• DIRECTION: Below are some records: retype them all exactly, but not the pictures.
====== AVAILABLE RECORDS
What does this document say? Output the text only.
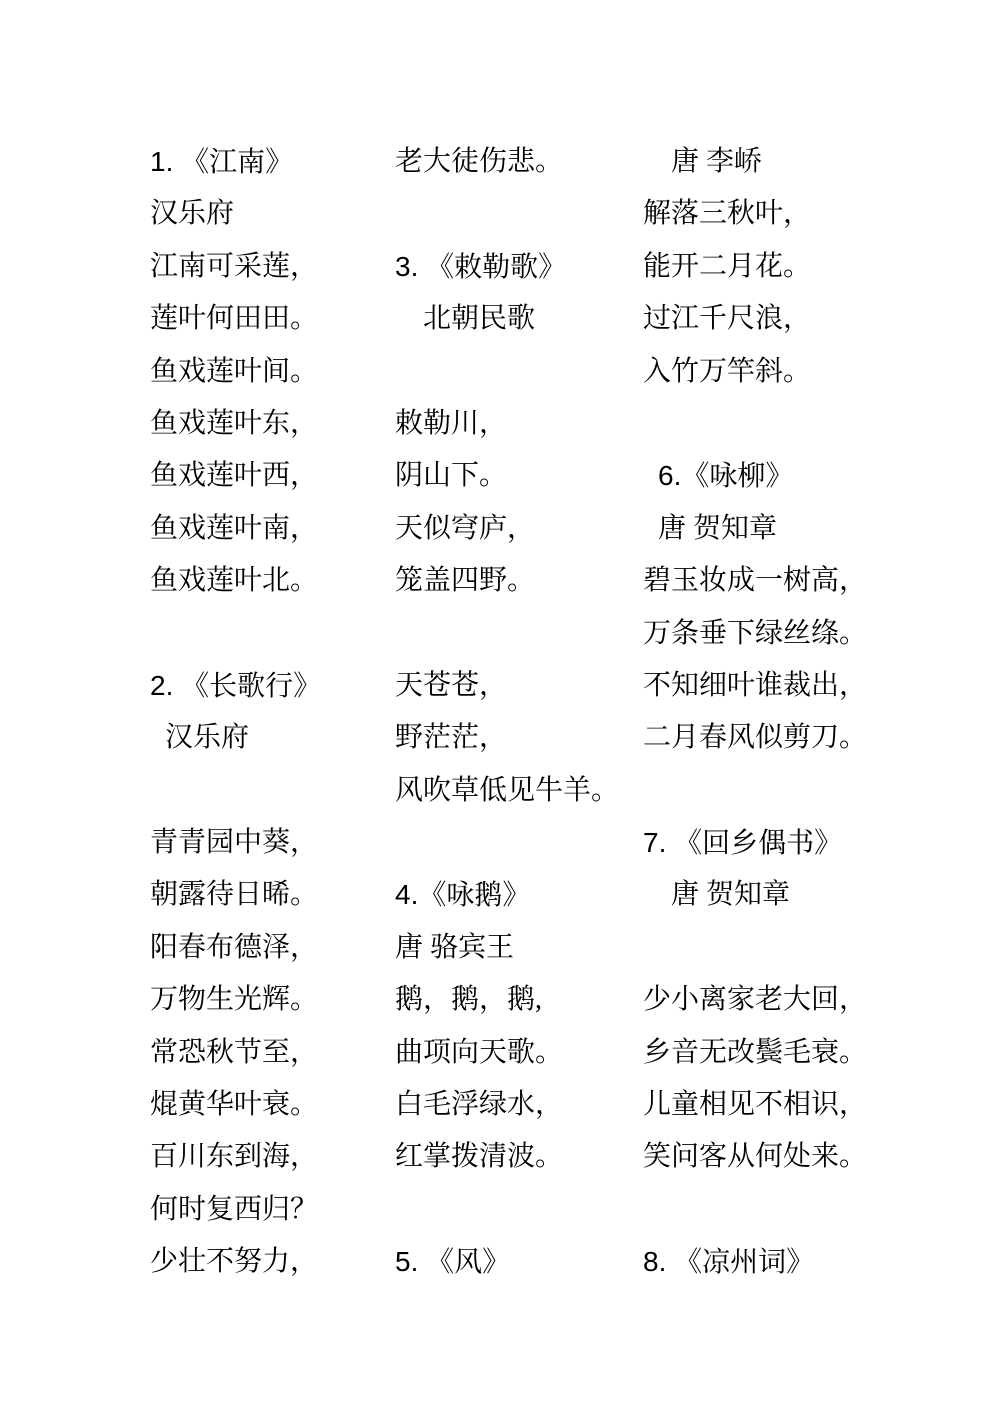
1. 《江南》
汉乐府
江南可采莲，
莲叶何田田。
鱼戏莲叶间。
鱼戏莲叶东，
鱼戏莲叶西，
鱼戏莲叶南，
鱼戏莲叶北。
2. 《长歌行》
汉乐府
青青园中葵，
朝露待日晞。
阳春布德泽，
万物生光辉。
常恐秋节至，
焜黄华叶衰。
百川东到海，
何时复西归？
少壮不努力，
老大徒伤悲。
3. 《敕勒歌》
北朝民歌
敕勒川，
阴山下。
天似穹庐，
笼盖四野。
天苍苍，
野茫茫，
风吹草低见牛羊。
4.《咏鹅》
唐 骆宾王
鹅，鹅，鹅,
曲项向天歌。
白毛浮绿水，
红掌拨清波。
5. 《风》
唐 李峤
解落三秋叶，
能开二月花。
过江千尺浪，
入竹万竿斜。
6.《咏柳》
唐 贺知章
碧玉妆成一树高，
万条垂下绿丝绦。
不知细叶谁裁出，
二月春风似剪刀。
7. 《回乡偶书》
唐 贺知章
少小离家老大回，
乡音无改鬓毛衰。
儿童相见不相识，
笑问客从何处来。
8. 《凉州词》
============
• RESPONSE TO THIS TASK:
What does this document say? Output the text only.
1. 《江南》
汉乐府
江南可采莲，
莲叶何田田。
鱼戏莲叶间。
鱼戏莲叶东，
鱼戏莲叶西，
鱼戏莲叶南，
鱼戏莲叶北。
2. 《长歌行》
汉乐府
青青园中葵，
朝露待日晞。
阳春布德泽，
万物生光辉。
常恐秋节至，
焜黄华叶衰。
百川东到海，
何时复西归？
少壮不努力，
老大徒伤悲。
3. 《敕勒歌》
北朝民歌
敕勒川，
阴山下。
天似穹庐，
笼盖四野。
天苍苍，
野茫茫，
风吹草低见牛羊。
4.《咏鹅》
唐 骆宾王
鹅，鹅，鹅,
曲项向天歌。
白毛浮绿水，
红掌拨清波。
5. 《风》
唐 李峤
解落三秋叶，
能开二月花。
过江千尺浪，
入竹万竿斜。
6.《咏柳》
唐 贺知章
碧玉妆成一树高，
万条垂下绿丝绦。
不知细叶谁裁出，
二月春风似剪刀。
7. 《回乡偶书》
唐 贺知章
少小离家老大回，
乡音无改鬓毛衰。
儿童相见不相识，
笑问客从何处来。
8. 《凉州词》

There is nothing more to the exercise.